§ What to work on: Will you give the material below again, every line exactly as it is?

Figure record listings
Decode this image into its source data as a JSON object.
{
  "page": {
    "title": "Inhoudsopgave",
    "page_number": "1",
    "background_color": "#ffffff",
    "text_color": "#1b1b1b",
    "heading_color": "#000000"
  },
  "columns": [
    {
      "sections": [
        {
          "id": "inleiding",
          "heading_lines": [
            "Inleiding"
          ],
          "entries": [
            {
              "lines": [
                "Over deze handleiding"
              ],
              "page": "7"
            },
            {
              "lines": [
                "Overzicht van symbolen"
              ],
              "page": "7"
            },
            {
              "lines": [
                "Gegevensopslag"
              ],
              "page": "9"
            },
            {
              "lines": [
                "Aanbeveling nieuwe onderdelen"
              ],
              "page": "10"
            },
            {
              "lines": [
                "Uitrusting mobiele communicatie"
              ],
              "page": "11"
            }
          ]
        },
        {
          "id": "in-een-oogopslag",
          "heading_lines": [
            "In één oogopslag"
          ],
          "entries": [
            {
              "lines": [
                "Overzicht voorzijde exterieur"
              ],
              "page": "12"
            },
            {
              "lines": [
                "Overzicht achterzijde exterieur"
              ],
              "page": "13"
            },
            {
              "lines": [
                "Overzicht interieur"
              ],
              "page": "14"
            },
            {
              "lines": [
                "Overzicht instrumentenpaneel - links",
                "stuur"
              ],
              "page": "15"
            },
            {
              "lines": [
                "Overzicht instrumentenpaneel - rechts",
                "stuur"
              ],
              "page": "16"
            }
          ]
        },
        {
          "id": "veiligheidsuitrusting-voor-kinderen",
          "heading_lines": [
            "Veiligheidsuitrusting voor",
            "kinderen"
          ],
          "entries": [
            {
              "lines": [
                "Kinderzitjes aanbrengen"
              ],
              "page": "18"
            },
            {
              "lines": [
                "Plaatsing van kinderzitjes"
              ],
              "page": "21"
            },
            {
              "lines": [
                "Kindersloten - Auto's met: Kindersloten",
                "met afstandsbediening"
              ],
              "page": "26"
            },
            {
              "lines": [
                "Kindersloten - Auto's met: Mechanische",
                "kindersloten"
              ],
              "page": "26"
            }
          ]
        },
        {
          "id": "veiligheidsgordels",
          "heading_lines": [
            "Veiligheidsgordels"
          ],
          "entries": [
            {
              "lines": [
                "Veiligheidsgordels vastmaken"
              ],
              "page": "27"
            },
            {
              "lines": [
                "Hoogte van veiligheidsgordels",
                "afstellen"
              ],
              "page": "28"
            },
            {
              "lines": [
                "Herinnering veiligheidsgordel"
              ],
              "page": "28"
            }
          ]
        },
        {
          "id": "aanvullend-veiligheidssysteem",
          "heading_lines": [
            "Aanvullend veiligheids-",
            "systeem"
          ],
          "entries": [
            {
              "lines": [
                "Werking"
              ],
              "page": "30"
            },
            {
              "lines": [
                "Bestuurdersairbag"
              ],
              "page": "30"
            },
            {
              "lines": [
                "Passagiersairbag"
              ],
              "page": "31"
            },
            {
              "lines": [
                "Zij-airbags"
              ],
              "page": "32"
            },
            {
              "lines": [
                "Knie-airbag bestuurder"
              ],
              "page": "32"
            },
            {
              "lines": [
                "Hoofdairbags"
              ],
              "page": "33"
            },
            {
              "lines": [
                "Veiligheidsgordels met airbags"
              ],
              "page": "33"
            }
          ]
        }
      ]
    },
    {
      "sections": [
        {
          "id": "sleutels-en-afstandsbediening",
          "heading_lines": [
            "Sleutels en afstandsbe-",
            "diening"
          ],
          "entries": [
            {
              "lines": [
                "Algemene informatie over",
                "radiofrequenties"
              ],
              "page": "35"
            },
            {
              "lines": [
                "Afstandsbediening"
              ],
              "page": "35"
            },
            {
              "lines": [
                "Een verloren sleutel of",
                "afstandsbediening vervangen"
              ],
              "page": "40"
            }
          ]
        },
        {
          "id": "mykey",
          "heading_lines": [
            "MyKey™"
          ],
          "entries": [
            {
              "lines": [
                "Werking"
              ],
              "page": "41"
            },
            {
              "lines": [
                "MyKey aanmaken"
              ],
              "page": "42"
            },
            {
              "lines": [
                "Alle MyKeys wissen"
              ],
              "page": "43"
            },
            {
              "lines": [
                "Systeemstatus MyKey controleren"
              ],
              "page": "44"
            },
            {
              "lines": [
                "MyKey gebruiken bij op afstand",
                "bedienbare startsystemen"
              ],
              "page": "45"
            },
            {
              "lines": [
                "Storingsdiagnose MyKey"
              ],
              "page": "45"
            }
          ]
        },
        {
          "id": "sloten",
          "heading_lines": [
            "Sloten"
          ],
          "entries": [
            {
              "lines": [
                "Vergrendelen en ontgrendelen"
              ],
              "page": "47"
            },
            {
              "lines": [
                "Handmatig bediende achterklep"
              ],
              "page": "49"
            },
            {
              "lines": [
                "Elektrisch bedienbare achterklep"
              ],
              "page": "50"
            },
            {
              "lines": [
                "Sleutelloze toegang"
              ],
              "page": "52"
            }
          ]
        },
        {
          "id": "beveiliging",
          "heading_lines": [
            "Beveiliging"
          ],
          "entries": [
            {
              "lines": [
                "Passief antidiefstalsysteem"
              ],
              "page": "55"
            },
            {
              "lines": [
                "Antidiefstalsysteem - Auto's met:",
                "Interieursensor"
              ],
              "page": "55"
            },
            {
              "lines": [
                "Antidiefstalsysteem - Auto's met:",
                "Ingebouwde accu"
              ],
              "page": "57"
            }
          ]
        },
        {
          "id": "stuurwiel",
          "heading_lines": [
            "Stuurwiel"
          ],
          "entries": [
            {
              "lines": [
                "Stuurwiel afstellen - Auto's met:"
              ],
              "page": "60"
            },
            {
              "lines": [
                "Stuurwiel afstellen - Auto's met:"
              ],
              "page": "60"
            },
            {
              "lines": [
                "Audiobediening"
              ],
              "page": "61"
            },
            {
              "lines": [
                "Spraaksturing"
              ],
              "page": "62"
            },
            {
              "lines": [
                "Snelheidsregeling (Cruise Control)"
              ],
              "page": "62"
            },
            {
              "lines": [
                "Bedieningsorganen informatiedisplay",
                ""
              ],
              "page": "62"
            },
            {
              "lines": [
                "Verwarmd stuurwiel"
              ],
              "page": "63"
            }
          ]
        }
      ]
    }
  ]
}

§ Final answer:
Decode this image into its source data as a JSON object.
{
  "page": {
    "title": "Inhoudsopgave",
    "page_number": "1",
    "background_color": "#ffffff",
    "text_color": "#1b1b1b",
    "heading_color": "#000000"
  },
  "columns": [
    {
      "sections": [
        {
          "id": "inleiding",
          "heading_lines": [
            "Inleiding"
          ],
          "entries": [
            {
              "lines": [
                "Over deze handleiding"
              ],
              "page": "7"
            },
            {
              "lines": [
                "Overzicht van symbolen"
              ],
              "page": "7"
            },
            {
              "lines": [
                "Gegevensopslag"
              ],
              "page": "9"
            },
            {
              "lines": [
                "Aanbeveling nieuwe onderdelen"
              ],
              "page": "10"
            },
            {
              "lines": [
                "Uitrusting mobiele communicatie"
              ],
              "page": "11"
            }
          ]
        },
        {
          "id": "in-een-oogopslag",
          "heading_lines": [
            "In één oogopslag"
          ],
          "entries": [
            {
              "lines": [
                "Overzicht voorzijde exterieur"
              ],
              "page": "12"
            },
            {
              "lines": [
                "Overzicht achterzijde exterieur"
              ],
              "page": "13"
            },
            {
              "lines": [
                "Overzicht interieur"
              ],
              "page": "14"
            },
            {
              "lines": [
                "Overzicht instrumentenpaneel - links",
                "stuur"
              ],
              "page": "15"
            },
            {
              "lines": [
                "Overzicht instrumentenpaneel - rechts",
                "stuur"
              ],
              "page": "16"
            }
          ]
        },
        {
          "id": "veiligheidsuitrusting-voor-kinderen",
          "heading_lines": [
            "Veiligheidsuitrusting voor",
            "kinderen"
          ],
          "entries": [
            {
              "lines": [
                "Kinderzitjes aanbrengen"
              ],
              "page": "18"
            },
            {
              "lines": [
                "Plaatsing van kinderzitjes"
              ],
              "page": "21"
            },
            {
              "lines": [
                "Kindersloten - Auto's met: Kindersloten",
                "met afstandsbediening"
              ],
              "page": "26"
            },
            {
              "lines": [
                "Kindersloten - Auto's met: Mechanische",
                "kindersloten"
              ],
              "page": "26"
            }
          ]
        },
        {
          "id": "veiligheidsgordels",
          "heading_lines": [
            "Veiligheidsgordels"
          ],
          "entries": [
            {
              "lines": [
                "Veiligheidsgordels vastmaken"
              ],
              "page": "27"
            },
            {
              "lines": [
                "Hoogte van veiligheidsgordels",
                "afstellen"
              ],
              "page": "28"
            },
            {
              "lines": [
                "Herinnering veiligheidsgordel"
              ],
              "page": "28"
            }
          ]
        },
        {
          "id": "aanvullend-veiligheidssysteem",
          "heading_lines": [
            "Aanvullend veiligheids-",
            "systeem"
          ],
          "entries": [
            {
              "lines": [
                "Werking"
              ],
              "page": "30"
            },
            {
              "lines": [
                "Bestuurdersairbag"
              ],
              "page": "30"
            },
            {
              "lines": [
                "Passagiersairbag"
              ],
              "page": "31"
            },
            {
              "lines": [
                "Zij-airbags"
              ],
              "page": "32"
            },
            {
              "lines": [
                "Knie-airbag bestuurder"
              ],
              "page": "32"
            },
            {
              "lines": [
                "Hoofdairbags"
              ],
              "page": "33"
            },
            {
              "lines": [
                "Veiligheidsgordels met airbags"
              ],
              "page": "33"
            }
          ]
        }
      ]
    },
    {
      "sections": [
        {
          "id": "sleutels-en-afstandsbediening",
          "heading_lines": [
            "Sleutels en afstandsbe-",
            "diening"
          ],
          "entries": [
            {
              "lines": [
                "Algemene informatie over",
                "radiofrequenties"
              ],
              "page": "35"
            },
            {
              "lines": [
                "Afstandsbediening"
              ],
              "page": "35"
            },
            {
              "lines": [
                "Een verloren sleutel of",
                "afstandsbediening vervangen"
              ],
              "page": "40"
            }
          ]
        },
        {
          "id": "mykey",
          "heading_lines": [
            "MyKey™"
          ],
          "entries": [
            {
              "lines": [
                "Werking"
              ],
              "page": "41"
            },
            {
              "lines": [
                "MyKey aanmaken"
              ],
              "page": "42"
            },
            {
              "lines": [
                "Alle MyKeys wissen"
              ],
              "page": "43"
            },
            {
              "lines": [
                "Systeemstatus MyKey controleren"
              ],
              "page": "44"
            },
            {
              "lines": [
                "MyKey gebruiken bij op afstand",
                "bedienbare startsystemen"
              ],
              "page": "45"
            },
            {
              "lines": [
                "Storingsdiagnose MyKey"
              ],
              "page": "45"
            }
          ]
        },
        {
          "id": "sloten",
          "heading_lines": [
            "Sloten"
          ],
          "entries": [
            {
              "lines": [
                "Vergrendelen en ontgrendelen"
              ],
              "page": "47"
            },
            {
              "lines": [
                "Handmatig bediende achterklep"
              ],
              "page": "49"
            },
            {
              "lines": [
                "Elektrisch bedienbare achterklep"
              ],
              "page": "50"
            },
            {
              "lines": [
                "Sleutelloze toegang"
              ],
              "page": "52"
            }
          ]
        },
        {
          "id": "beveiliging",
          "heading_lines": [
            "Beveiliging"
          ],
          "entries": [
            {
              "lines": [
                "Passief antidiefstalsysteem"
              ],
              "page": "55"
            },
            {
              "lines": [
                "Antidiefstalsysteem - Auto's met:",
                "Interieursensor"
              ],
              "page": "55"
            },
            {
              "lines": [
                "Antidiefstalsysteem - Auto's met:",
                "Ingebouwde accu"
              ],
              "page": "57"
            }
          ]
        },
        {
          "id": "stuurwiel",
          "heading_lines": [
            "Stuurwiel"
          ],
          "entries": [
            {
              "lines": [
                "Stuurwiel afstellen - Auto's met:"
              ],
              "page": "60"
            },
            {
              "lines": [
                "Stuurwiel afstellen - Auto's met:"
              ],
              "page": "60"
            },
            {
              "lines": [
                "Audiobediening"
              ],
              "page": "61"
            },
            {
              "lines": [
                "Spraaksturing"
              ],
              "page": "62"
            },
            {
              "lines": [
                "Snelheidsregeling (Cruise Control)"
              ],
              "page": "62"
            },
            {
              "lines": [
                "Bedieningsorganen informatiedisplay",
                ""
              ],
              "page": "62"
            },
            {
              "lines": [
                "Verwarmd stuurwiel"
              ],
              "page": "63"
            }
          ]
        }
      ]
    }
  ]
}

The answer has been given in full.